((

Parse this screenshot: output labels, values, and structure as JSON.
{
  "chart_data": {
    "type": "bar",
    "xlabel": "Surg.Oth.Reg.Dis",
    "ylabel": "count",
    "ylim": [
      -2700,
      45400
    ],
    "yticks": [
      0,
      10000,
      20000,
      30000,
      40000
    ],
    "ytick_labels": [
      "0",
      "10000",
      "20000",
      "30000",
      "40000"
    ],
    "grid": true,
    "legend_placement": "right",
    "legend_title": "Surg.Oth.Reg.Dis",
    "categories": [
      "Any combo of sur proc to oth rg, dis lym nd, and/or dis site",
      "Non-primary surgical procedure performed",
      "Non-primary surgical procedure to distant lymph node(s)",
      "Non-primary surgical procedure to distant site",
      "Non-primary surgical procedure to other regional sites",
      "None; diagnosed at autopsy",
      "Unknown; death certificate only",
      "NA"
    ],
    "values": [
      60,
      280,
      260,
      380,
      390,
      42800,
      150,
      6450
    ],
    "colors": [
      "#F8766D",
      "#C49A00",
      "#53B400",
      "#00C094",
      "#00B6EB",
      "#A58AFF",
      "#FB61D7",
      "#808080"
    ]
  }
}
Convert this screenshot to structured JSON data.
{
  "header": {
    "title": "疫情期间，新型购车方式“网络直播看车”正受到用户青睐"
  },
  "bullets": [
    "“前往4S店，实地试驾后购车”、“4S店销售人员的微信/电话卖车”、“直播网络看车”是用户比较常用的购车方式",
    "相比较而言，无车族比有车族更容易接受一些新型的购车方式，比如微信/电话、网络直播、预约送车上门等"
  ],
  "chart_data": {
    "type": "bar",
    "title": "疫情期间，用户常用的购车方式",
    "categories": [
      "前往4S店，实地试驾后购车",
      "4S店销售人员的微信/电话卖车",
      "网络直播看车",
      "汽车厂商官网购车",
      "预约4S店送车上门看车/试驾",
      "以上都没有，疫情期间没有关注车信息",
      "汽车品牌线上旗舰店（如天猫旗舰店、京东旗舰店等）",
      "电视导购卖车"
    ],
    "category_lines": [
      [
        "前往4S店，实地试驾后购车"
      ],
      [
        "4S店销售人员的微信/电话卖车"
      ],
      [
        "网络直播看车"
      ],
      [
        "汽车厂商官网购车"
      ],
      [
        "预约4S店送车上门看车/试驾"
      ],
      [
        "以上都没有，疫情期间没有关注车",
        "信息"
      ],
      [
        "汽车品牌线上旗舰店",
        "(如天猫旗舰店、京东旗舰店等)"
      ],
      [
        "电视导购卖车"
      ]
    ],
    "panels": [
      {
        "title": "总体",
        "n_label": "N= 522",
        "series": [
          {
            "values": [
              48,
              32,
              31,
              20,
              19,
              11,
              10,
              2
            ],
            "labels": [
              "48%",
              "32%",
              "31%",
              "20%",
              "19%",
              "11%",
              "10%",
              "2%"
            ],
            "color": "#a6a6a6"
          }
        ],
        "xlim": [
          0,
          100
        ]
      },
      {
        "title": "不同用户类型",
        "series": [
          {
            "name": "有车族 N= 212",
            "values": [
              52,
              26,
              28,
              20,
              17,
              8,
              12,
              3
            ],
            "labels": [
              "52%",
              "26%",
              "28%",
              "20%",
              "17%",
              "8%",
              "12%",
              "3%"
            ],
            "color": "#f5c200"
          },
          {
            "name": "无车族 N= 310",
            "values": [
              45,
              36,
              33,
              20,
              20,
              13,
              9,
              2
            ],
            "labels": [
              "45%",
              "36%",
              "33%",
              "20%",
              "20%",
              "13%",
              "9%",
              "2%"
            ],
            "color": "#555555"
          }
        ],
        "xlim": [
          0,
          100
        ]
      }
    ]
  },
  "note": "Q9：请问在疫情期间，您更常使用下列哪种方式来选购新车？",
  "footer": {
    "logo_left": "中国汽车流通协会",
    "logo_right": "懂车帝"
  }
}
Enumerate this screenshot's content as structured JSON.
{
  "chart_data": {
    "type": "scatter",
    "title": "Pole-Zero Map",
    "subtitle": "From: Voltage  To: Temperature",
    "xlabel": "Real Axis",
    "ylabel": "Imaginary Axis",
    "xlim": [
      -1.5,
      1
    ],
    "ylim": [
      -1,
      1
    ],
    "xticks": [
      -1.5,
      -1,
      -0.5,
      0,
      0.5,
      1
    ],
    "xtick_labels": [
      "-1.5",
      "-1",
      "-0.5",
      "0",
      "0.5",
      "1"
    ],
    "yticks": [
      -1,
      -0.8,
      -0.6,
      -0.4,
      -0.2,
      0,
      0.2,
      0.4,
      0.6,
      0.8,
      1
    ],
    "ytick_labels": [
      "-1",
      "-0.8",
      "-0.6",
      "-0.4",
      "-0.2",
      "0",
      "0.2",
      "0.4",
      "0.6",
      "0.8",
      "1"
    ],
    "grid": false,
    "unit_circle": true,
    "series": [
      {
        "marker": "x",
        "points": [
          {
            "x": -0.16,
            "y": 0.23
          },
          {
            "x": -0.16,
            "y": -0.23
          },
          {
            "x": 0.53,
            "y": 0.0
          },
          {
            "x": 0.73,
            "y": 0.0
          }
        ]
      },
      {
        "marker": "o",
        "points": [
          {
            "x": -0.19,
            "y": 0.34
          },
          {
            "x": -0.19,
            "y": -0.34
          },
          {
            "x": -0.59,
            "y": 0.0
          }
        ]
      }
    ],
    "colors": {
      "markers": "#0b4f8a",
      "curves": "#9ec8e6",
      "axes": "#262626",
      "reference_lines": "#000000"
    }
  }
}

))

Brief ▸ Search the records for the word "screenshot" and copy every line where it occurs.

Task solution ▸
Parse this screenshot: output labels, values, and structure as JSON.
Convert this screenshot to structured JSON data.
Enumerate this screenshot's content as structured JSON.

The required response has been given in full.